**Stated goal**
Set the listing down again exactly, please, apart from its pictures.

**Provided entries**
----
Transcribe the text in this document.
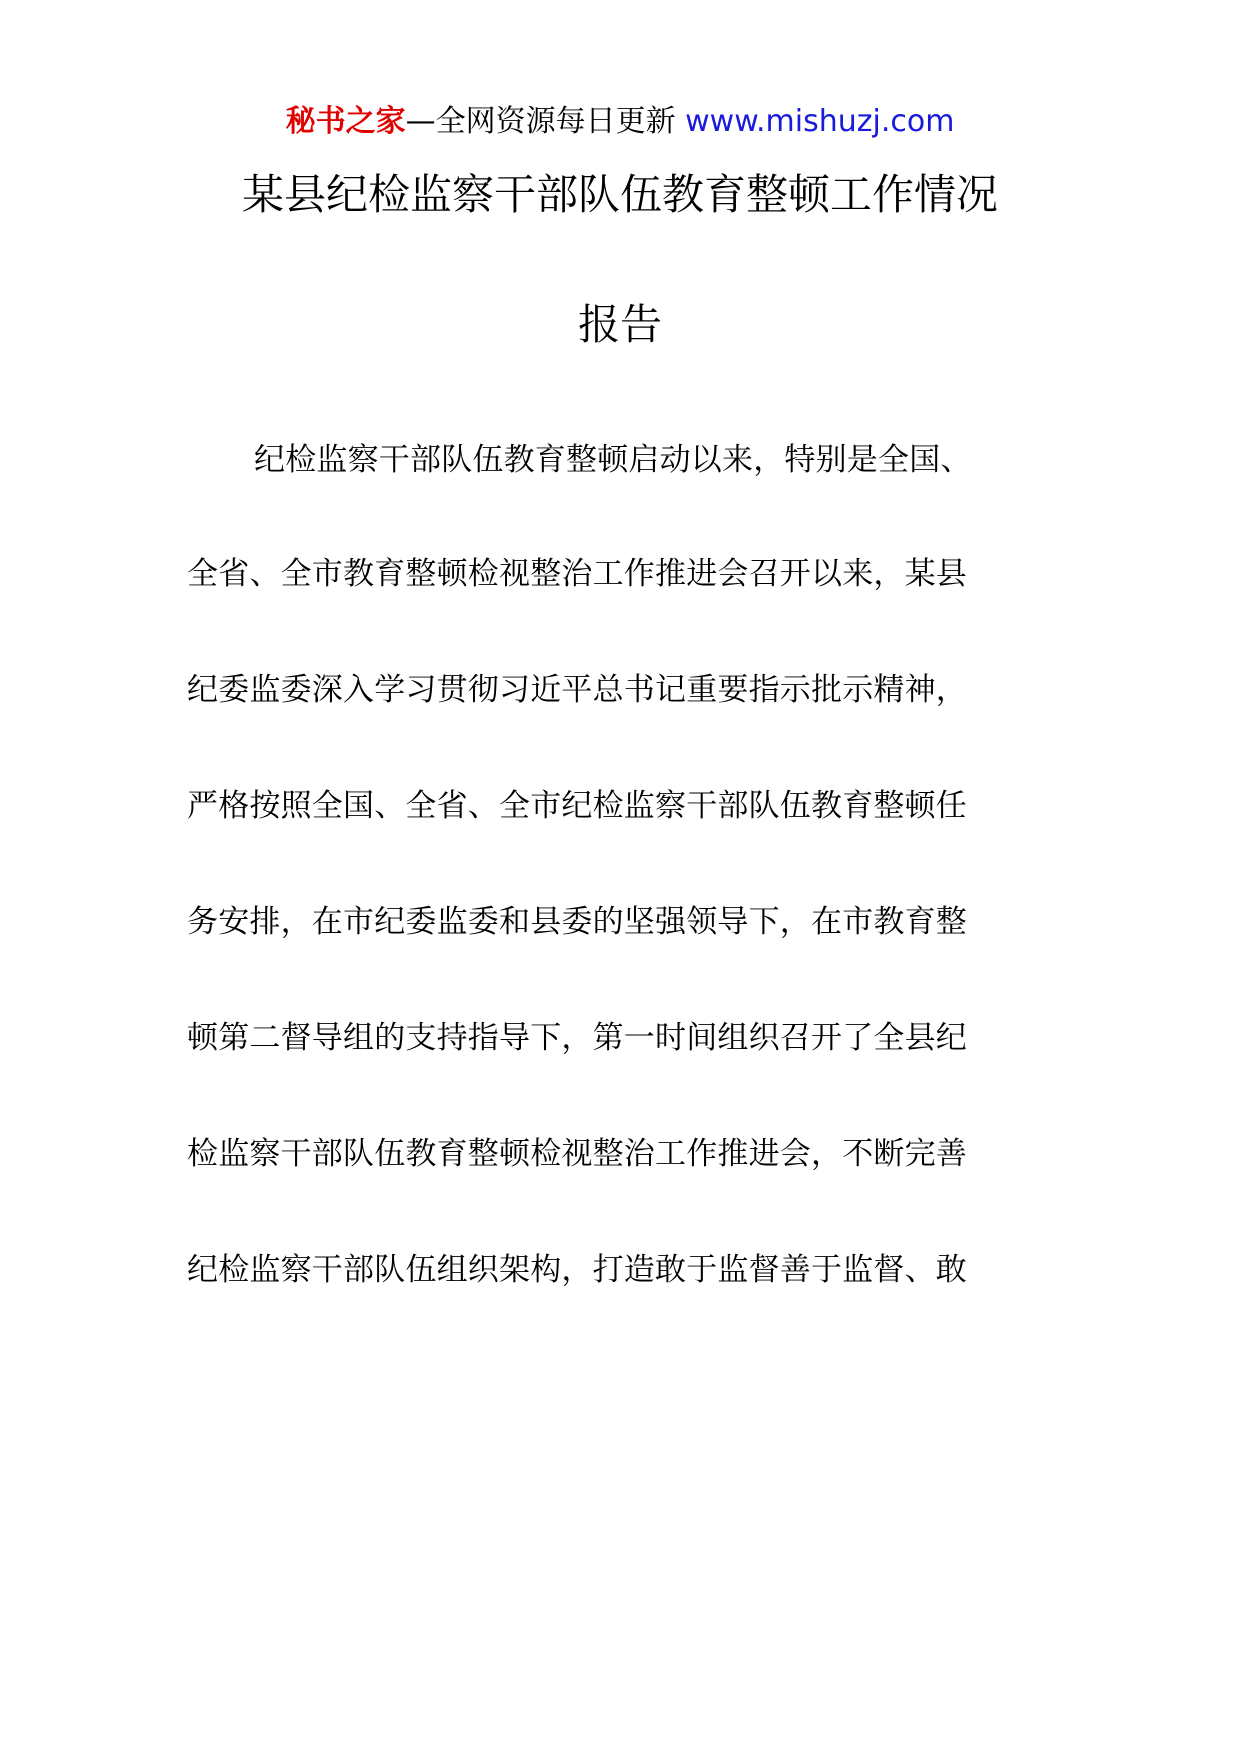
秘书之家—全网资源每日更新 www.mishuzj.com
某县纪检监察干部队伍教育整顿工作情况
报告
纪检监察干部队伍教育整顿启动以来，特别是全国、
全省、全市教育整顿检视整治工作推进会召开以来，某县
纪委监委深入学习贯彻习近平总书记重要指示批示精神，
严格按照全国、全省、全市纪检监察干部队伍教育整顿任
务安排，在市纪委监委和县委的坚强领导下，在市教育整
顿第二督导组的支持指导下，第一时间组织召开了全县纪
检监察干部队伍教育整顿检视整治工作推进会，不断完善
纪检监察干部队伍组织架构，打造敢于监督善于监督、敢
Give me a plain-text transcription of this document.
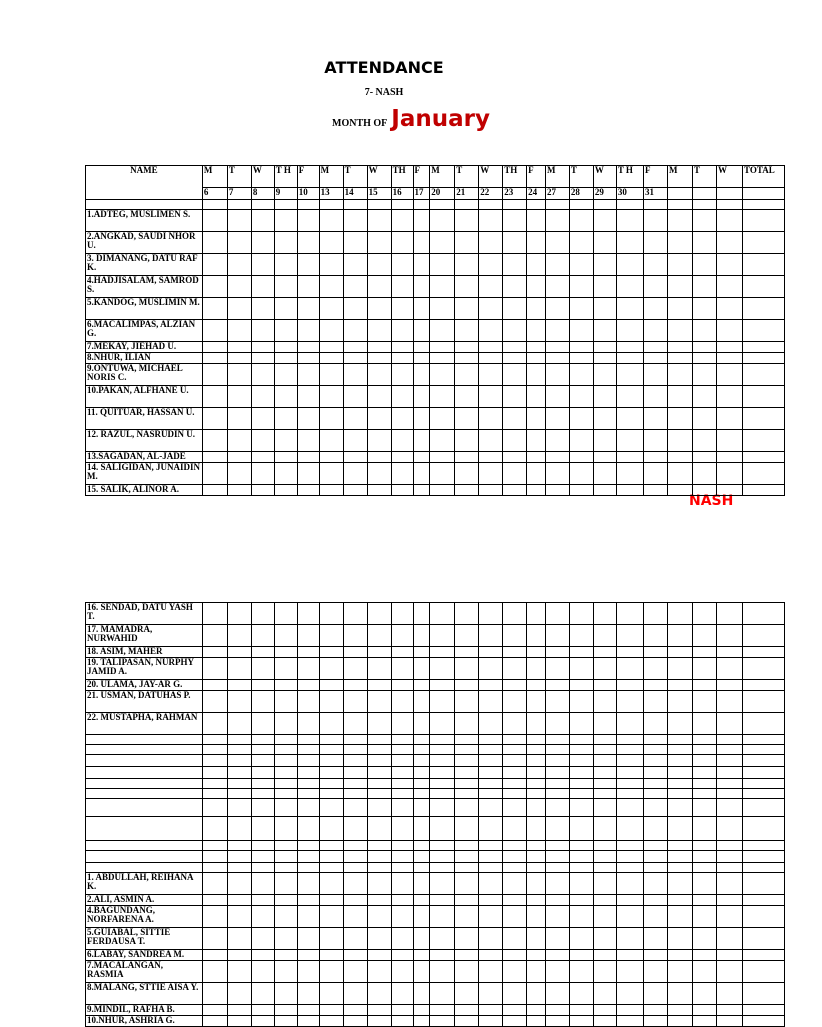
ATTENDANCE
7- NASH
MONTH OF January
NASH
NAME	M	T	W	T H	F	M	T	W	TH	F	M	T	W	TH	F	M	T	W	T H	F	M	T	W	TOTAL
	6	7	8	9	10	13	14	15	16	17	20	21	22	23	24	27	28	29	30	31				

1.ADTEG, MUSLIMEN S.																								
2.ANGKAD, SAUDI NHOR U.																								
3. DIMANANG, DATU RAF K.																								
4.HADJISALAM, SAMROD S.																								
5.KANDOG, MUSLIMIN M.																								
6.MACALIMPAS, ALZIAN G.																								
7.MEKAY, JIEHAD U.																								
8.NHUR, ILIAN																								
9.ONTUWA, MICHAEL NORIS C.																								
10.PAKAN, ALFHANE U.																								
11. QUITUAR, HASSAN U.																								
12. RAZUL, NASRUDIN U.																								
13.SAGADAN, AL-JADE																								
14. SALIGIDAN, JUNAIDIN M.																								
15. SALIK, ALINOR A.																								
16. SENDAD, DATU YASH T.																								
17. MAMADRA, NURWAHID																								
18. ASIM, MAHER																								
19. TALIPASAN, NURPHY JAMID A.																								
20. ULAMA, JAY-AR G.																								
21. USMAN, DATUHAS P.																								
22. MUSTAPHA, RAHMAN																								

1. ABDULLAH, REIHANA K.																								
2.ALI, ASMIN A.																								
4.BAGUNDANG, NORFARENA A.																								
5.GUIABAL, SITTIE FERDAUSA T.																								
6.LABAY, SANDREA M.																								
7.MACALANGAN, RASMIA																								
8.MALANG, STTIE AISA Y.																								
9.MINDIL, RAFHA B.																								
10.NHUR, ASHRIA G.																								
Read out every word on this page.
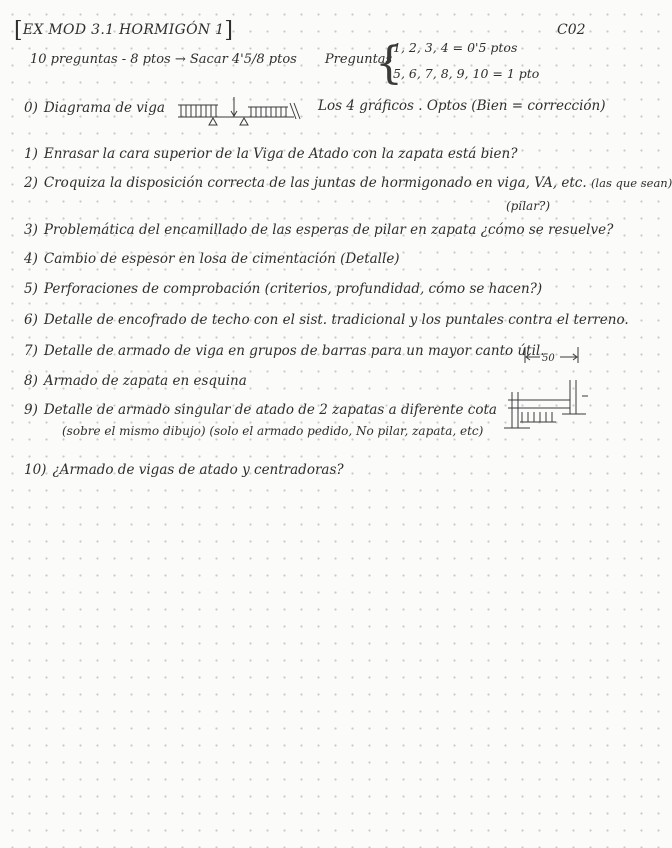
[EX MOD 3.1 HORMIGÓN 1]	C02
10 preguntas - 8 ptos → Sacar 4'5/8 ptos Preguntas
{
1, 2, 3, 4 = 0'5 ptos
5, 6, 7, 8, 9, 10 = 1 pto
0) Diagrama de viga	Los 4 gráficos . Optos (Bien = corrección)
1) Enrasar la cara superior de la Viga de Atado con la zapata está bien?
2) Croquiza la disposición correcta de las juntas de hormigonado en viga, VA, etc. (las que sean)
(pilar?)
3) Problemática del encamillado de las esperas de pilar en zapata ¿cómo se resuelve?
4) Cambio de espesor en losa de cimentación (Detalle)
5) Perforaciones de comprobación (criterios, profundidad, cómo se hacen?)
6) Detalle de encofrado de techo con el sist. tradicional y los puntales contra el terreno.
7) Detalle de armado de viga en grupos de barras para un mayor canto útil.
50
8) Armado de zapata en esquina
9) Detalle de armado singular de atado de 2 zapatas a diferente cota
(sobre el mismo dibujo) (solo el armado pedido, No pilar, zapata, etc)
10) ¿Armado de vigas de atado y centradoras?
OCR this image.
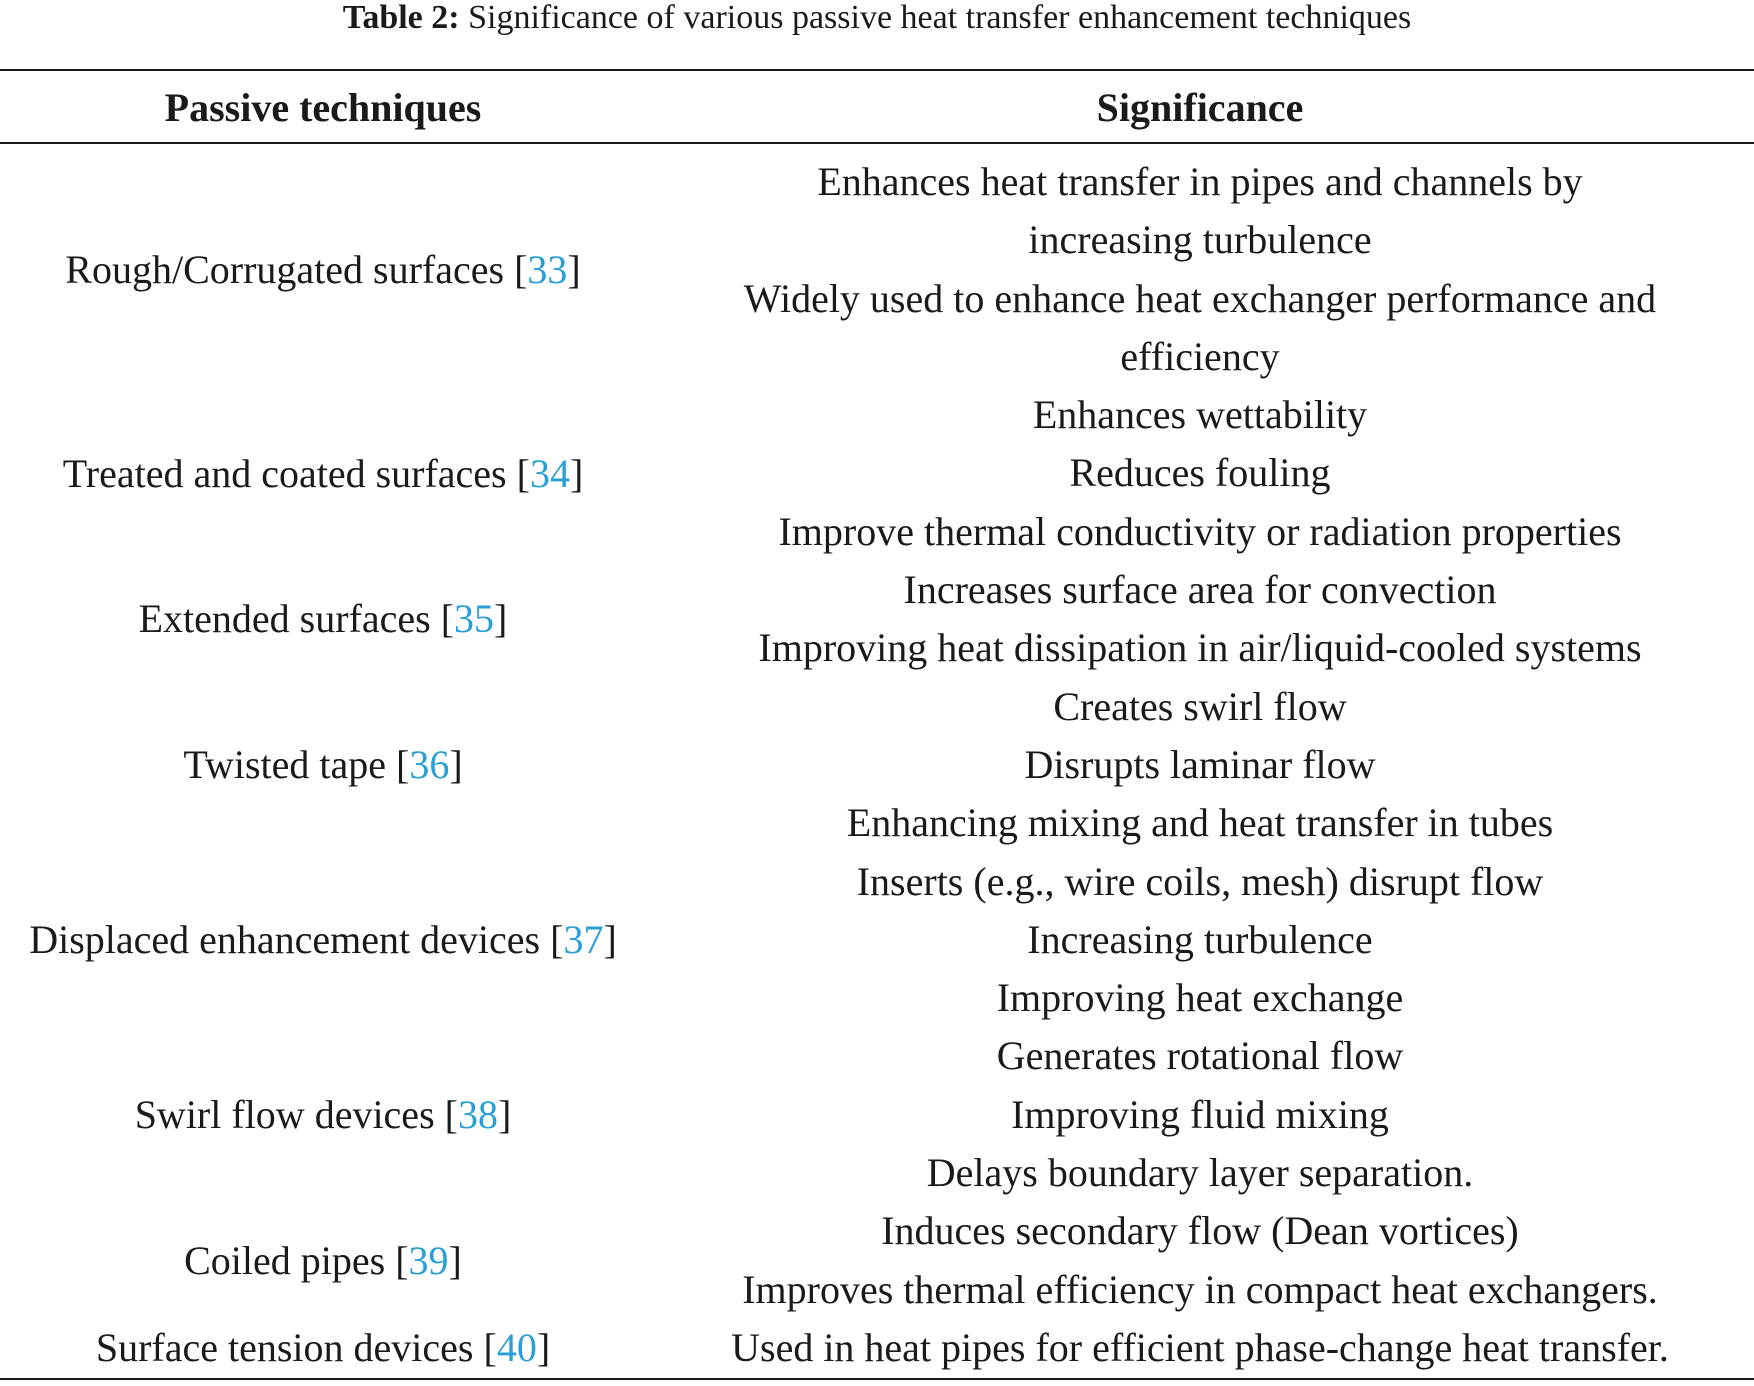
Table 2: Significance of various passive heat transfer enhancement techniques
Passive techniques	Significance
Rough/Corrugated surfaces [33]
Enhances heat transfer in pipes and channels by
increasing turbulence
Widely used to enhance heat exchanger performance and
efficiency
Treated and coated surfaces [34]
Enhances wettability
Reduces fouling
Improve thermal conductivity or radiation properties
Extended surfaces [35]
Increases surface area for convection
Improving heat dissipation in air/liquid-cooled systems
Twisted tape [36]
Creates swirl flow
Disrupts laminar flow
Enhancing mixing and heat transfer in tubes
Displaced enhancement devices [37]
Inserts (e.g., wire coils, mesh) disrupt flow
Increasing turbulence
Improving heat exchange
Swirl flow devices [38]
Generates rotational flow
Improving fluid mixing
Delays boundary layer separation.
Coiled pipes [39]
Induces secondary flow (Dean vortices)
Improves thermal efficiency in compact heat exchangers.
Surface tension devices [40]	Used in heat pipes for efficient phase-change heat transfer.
----
**Task result**
Transcribe the text in this document.
秘书之家—全网资源每日更新 www.mishuzj.com
某县纪检监察干部队伍教育整顿工作情况
报告
纪检监察干部队伍教育整顿启动以来，特别是全国、
全省、全市教育整顿检视整治工作推进会召开以来，某县
纪委监委深入学习贯彻习近平总书记重要指示批示精神，
严格按照全国、全省、全市纪检监察干部队伍教育整顿任
务安排，在市纪委监委和县委的坚强领导下，在市教育整
顿第二督导组的支持指导下，第一时间组织召开了全县纪
检监察干部队伍教育整顿检视整治工作推进会，不断完善
纪检监察干部队伍组织架构，打造敢于监督善于监督、敢
Give me a plain-text transcription of this document.
ATTENDANCE
7- NASH
MONTH OF January
NASH
NAME	M	T	W	T H	F	M	T	W	TH	F	M	T	W	TH	F	M	T	W	T H	F	M	T	W	TOTAL
	6	7	8	9	10	13	14	15	16	17	20	21	22	23	24	27	28	29	30	31				

1.ADTEG, MUSLIMEN S.																								
2.ANGKAD, SAUDI NHOR U.																								
3. DIMANANG, DATU RAF K.																								
4.HADJISALAM, SAMROD S.																								
5.KANDOG, MUSLIMIN M.																								
6.MACALIMPAS, ALZIAN G.																								
7.MEKAY, JIEHAD U.																								
8.NHUR, ILIAN																								
9.ONTUWA, MICHAEL NORIS C.																								
10.PAKAN, ALFHANE U.																								
11. QUITUAR, HASSAN U.																								
12. RAZUL, NASRUDIN U.																								
13.SAGADAN, AL-JADE																								
14. SALIGIDAN, JUNAIDIN M.																								
15. SALIK, ALINOR A.																								
16. SENDAD, DATU YASH T.																								
17. MAMADRA, NURWAHID																								
18. ASIM, MAHER																								
19. TALIPASAN, NURPHY JAMID A.																								
20. ULAMA, JAY-AR G.																								
21. USMAN, DATUHAS P.																								
22. MUSTAPHA, RAHMAN																								

1. ABDULLAH, REIHANA K.																								
2.ALI, ASMIN A.																								
4.BAGUNDANG, NORFARENA A.																								
5.GUIABAL, SITTIE FERDAUSA T.																								
6.LABAY, SANDREA M.																								
7.MACALANGAN, RASMIA																								
8.MALANG, STTIE AISA Y.																								
9.MINDIL, RAFHA B.																								
10.NHUR, ASHRIA G.																								
Read out every word on this page.
[EX MOD 3.1 HORMIGÓN 1]	C02
10 preguntas - 8 ptos → Sacar 4'5/8 ptos Preguntas
{
1, 2, 3, 4 = 0'5 ptos
5, 6, 7, 8, 9, 10 = 1 pto
0) Diagrama de viga	Los 4 gráficos . Optos (Bien = corrección)
1) Enrasar la cara superior de la Viga de Atado con la zapata está bien?
2) Croquiza la disposición correcta de las juntas de hormigonado en viga, VA, etc. (las que sean)
(pilar?)
3) Problemática del encamillado de las esperas de pilar en zapata ¿cómo se resuelve?
4) Cambio de espesor en losa de cimentación (Detalle)
5) Perforaciones de comprobación (criterios, profundidad, cómo se hacen?)
6) Detalle de encofrado de techo con el sist. tradicional y los puntales contra el terreno.
7) Detalle de armado de viga en grupos de barras para un mayor canto útil.
50
8) Armado de zapata en esquina
9) Detalle de armado singular de atado de 2 zapatas a diferente cota
(sobre el mismo dibujo) (solo el armado pedido, No pilar, zapata, etc)
10) ¿Armado de vigas de atado y centradoras?
OCR this image.
Table 2: Significance of various passive heat transfer enhancement techniques
Passive techniques	Significance
Rough/Corrugated surfaces [33]
Enhances heat transfer in pipes and channels by
increasing turbulence
Widely used to enhance heat exchanger performance and
efficiency
Treated and coated surfaces [34]
Enhances wettability
Reduces fouling
Improve thermal conductivity or radiation properties
Extended surfaces [35]
Increases surface area for convection
Improving heat dissipation in air/liquid-cooled systems
Twisted tape [36]
Creates swirl flow
Disrupts laminar flow
Enhancing mixing and heat transfer in tubes
Displaced enhancement devices [37]
Inserts (e.g., wire coils, mesh) disrupt flow
Increasing turbulence
Improving heat exchange
Swirl flow devices [38]
Generates rotational flow
Improving fluid mixing
Delays boundary layer separation.
Coiled pipes [39]
Induces secondary flow (Dean vortices)
Improves thermal efficiency in compact heat exchangers.
Surface tension devices [40]	Used in heat pipes for efficient phase-change heat transfer.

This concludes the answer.